THE EXERCISE »
Any pictures in the records below should be skipped; write out everything else exactly.

┄┄┄┄┄┄┄┄┄┄

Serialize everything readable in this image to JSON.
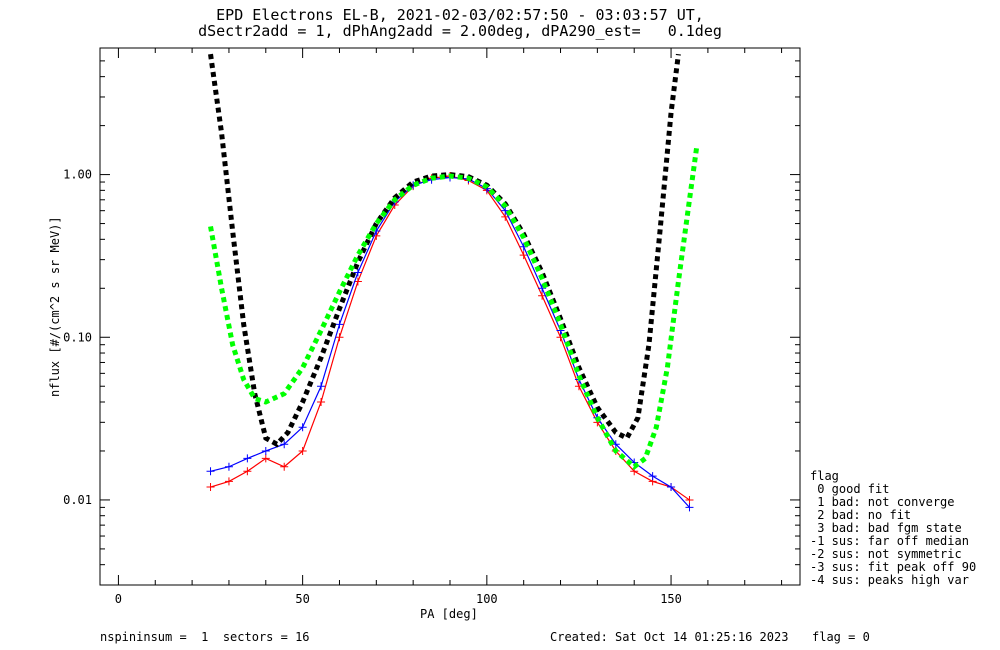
{
  "titles": {
    "line1": "EPD Electrons EL-B, 2021-02-03/02:57:50 - 03:03:57 UT,",
    "line2": "dSectr2add = 1, dPhAng2add = 2.00deg, dPA290_est=   0.1deg"
  },
  "footer": {
    "left": "nspininsum =  1  sectors = 16",
    "created": "Created: Sat Oct 14 01:25:16 2023",
    "flag": "flag = 0"
  },
  "legend": {
    "title": "flag",
    "items": [
      " 0 good fit",
      " 1 bad: not converge",
      " 2 bad: no fit",
      " 3 bad: bad fgm state",
      "-1 sus: far off median",
      "-2 sus: not symmetric",
      "-3 sus: fit peak off 90",
      "-4 sus: peaks high var"
    ]
  },
  "colors": {
    "red": "#ff0000",
    "blue": "#0000ff",
    "black": "#000000",
    "green": "#00ff00"
  },
  "chart_data": {
    "type": "line",
    "xlabel": "PA [deg]",
    "ylabel": "nflux [#/(cm^2 s sr MeV)]",
    "xlim": [
      -5,
      185
    ],
    "ylim": [
      0.003,
      6.0
    ],
    "yscale": "log",
    "xticks": [
      0,
      50,
      100,
      150
    ],
    "yticks": [
      0.01,
      0.1,
      1.0
    ],
    "ytick_labels": [
      "0.01",
      "0.10",
      "1.00"
    ],
    "grid": false,
    "series": [
      {
        "color": "red",
        "x": [
          25,
          30,
          35,
          40,
          45,
          50,
          55,
          60,
          65,
          70,
          75,
          80,
          85,
          90,
          95,
          100,
          105,
          110,
          115,
          120,
          125,
          130,
          135,
          140,
          145,
          150,
          155
        ],
        "y": [
          0.012,
          0.013,
          0.015,
          0.018,
          0.016,
          0.02,
          0.04,
          0.1,
          0.22,
          0.42,
          0.65,
          0.85,
          0.95,
          0.98,
          0.92,
          0.8,
          0.55,
          0.32,
          0.18,
          0.1,
          0.05,
          0.03,
          0.02,
          0.015,
          0.013,
          0.012,
          0.01
        ]
      },
      {
        "color": "blue",
        "x": [
          25,
          30,
          35,
          40,
          45,
          50,
          55,
          60,
          65,
          70,
          75,
          80,
          85,
          90,
          95,
          100,
          105,
          110,
          115,
          120,
          125,
          130,
          135,
          140,
          145,
          150,
          155
        ],
        "y": [
          0.015,
          0.016,
          0.018,
          0.02,
          0.022,
          0.028,
          0.05,
          0.12,
          0.25,
          0.45,
          0.68,
          0.86,
          0.93,
          0.96,
          0.94,
          0.82,
          0.6,
          0.36,
          0.2,
          0.11,
          0.055,
          0.032,
          0.022,
          0.017,
          0.014,
          0.012,
          0.009
        ]
      },
      {
        "color": "black",
        "x": [
          25,
          28,
          31,
          34,
          37,
          40,
          43,
          46,
          50,
          55,
          60,
          65,
          70,
          75,
          80,
          85,
          90,
          95,
          100,
          105,
          110,
          115,
          120,
          125,
          130,
          135,
          138,
          141,
          144,
          147,
          150,
          152
        ],
        "y": [
          5.5,
          1.8,
          0.45,
          0.12,
          0.045,
          0.024,
          0.022,
          0.026,
          0.04,
          0.075,
          0.15,
          0.29,
          0.5,
          0.72,
          0.9,
          0.98,
          1.0,
          0.97,
          0.86,
          0.66,
          0.43,
          0.25,
          0.13,
          0.065,
          0.037,
          0.026,
          0.024,
          0.032,
          0.09,
          0.45,
          2.4,
          5.5
        ]
      },
      {
        "color": "green",
        "x": [
          25,
          28,
          31,
          34,
          37,
          40,
          45,
          50,
          55,
          60,
          65,
          70,
          75,
          80,
          85,
          90,
          95,
          100,
          105,
          110,
          115,
          120,
          125,
          130,
          135,
          140,
          143,
          146,
          149,
          152,
          155,
          157
        ],
        "y": [
          0.48,
          0.2,
          0.09,
          0.055,
          0.042,
          0.04,
          0.045,
          0.065,
          0.11,
          0.19,
          0.32,
          0.5,
          0.7,
          0.86,
          0.95,
          0.98,
          0.95,
          0.84,
          0.64,
          0.41,
          0.23,
          0.12,
          0.058,
          0.032,
          0.02,
          0.016,
          0.018,
          0.028,
          0.065,
          0.22,
          0.7,
          1.5
        ]
      }
    ]
  }
}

┄┄┄┄┄┄┄┄┄┄

ANSWER IN FULL »
Serialize everything readable in this image to JSON.
{
  "titles": {
    "line1": "EPD Electrons EL-B, 2021-02-03/02:57:50 - 03:03:57 UT,",
    "line2": "dSectr2add = 1, dPhAng2add = 2.00deg, dPA290_est=   0.1deg"
  },
  "footer": {
    "left": "nspininsum =  1  sectors = 16",
    "created": "Created: Sat Oct 14 01:25:16 2023",
    "flag": "flag = 0"
  },
  "legend": {
    "title": "flag",
    "items": [
      " 0 good fit",
      " 1 bad: not converge",
      " 2 bad: no fit",
      " 3 bad: bad fgm state",
      "-1 sus: far off median",
      "-2 sus: not symmetric",
      "-3 sus: fit peak off 90",
      "-4 sus: peaks high var"
    ]
  },
  "colors": {
    "red": "#ff0000",
    "blue": "#0000ff",
    "black": "#000000",
    "green": "#00ff00"
  },
  "chart_data": {
    "type": "line",
    "xlabel": "PA [deg]",
    "ylabel": "nflux [#/(cm^2 s sr MeV)]",
    "xlim": [
      -5,
      185
    ],
    "ylim": [
      0.003,
      6.0
    ],
    "yscale": "log",
    "xticks": [
      0,
      50,
      100,
      150
    ],
    "yticks": [
      0.01,
      0.1,
      1.0
    ],
    "ytick_labels": [
      "0.01",
      "0.10",
      "1.00"
    ],
    "grid": false,
    "series": [
      {
        "color": "red",
        "x": [
          25,
          30,
          35,
          40,
          45,
          50,
          55,
          60,
          65,
          70,
          75,
          80,
          85,
          90,
          95,
          100,
          105,
          110,
          115,
          120,
          125,
          130,
          135,
          140,
          145,
          150,
          155
        ],
        "y": [
          0.012,
          0.013,
          0.015,
          0.018,
          0.016,
          0.02,
          0.04,
          0.1,
          0.22,
          0.42,
          0.65,
          0.85,
          0.95,
          0.98,
          0.92,
          0.8,
          0.55,
          0.32,
          0.18,
          0.1,
          0.05,
          0.03,
          0.02,
          0.015,
          0.013,
          0.012,
          0.01
        ]
      },
      {
        "color": "blue",
        "x": [
          25,
          30,
          35,
          40,
          45,
          50,
          55,
          60,
          65,
          70,
          75,
          80,
          85,
          90,
          95,
          100,
          105,
          110,
          115,
          120,
          125,
          130,
          135,
          140,
          145,
          150,
          155
        ],
        "y": [
          0.015,
          0.016,
          0.018,
          0.02,
          0.022,
          0.028,
          0.05,
          0.12,
          0.25,
          0.45,
          0.68,
          0.86,
          0.93,
          0.96,
          0.94,
          0.82,
          0.6,
          0.36,
          0.2,
          0.11,
          0.055,
          0.032,
          0.022,
          0.017,
          0.014,
          0.012,
          0.009
        ]
      },
      {
        "color": "black",
        "x": [
          25,
          28,
          31,
          34,
          37,
          40,
          43,
          46,
          50,
          55,
          60,
          65,
          70,
          75,
          80,
          85,
          90,
          95,
          100,
          105,
          110,
          115,
          120,
          125,
          130,
          135,
          138,
          141,
          144,
          147,
          150,
          152
        ],
        "y": [
          5.5,
          1.8,
          0.45,
          0.12,
          0.045,
          0.024,
          0.022,
          0.026,
          0.04,
          0.075,
          0.15,
          0.29,
          0.5,
          0.72,
          0.9,
          0.98,
          1.0,
          0.97,
          0.86,
          0.66,
          0.43,
          0.25,
          0.13,
          0.065,
          0.037,
          0.026,
          0.024,
          0.032,
          0.09,
          0.45,
          2.4,
          5.5
        ]
      },
      {
        "color": "green",
        "x": [
          25,
          28,
          31,
          34,
          37,
          40,
          45,
          50,
          55,
          60,
          65,
          70,
          75,
          80,
          85,
          90,
          95,
          100,
          105,
          110,
          115,
          120,
          125,
          130,
          135,
          140,
          143,
          146,
          149,
          152,
          155,
          157
        ],
        "y": [
          0.48,
          0.2,
          0.09,
          0.055,
          0.042,
          0.04,
          0.045,
          0.065,
          0.11,
          0.19,
          0.32,
          0.5,
          0.7,
          0.86,
          0.95,
          0.98,
          0.95,
          0.84,
          0.64,
          0.41,
          0.23,
          0.12,
          0.058,
          0.032,
          0.02,
          0.016,
          0.018,
          0.028,
          0.065,
          0.22,
          0.7,
          1.5
        ]
      }
    ]
  }
}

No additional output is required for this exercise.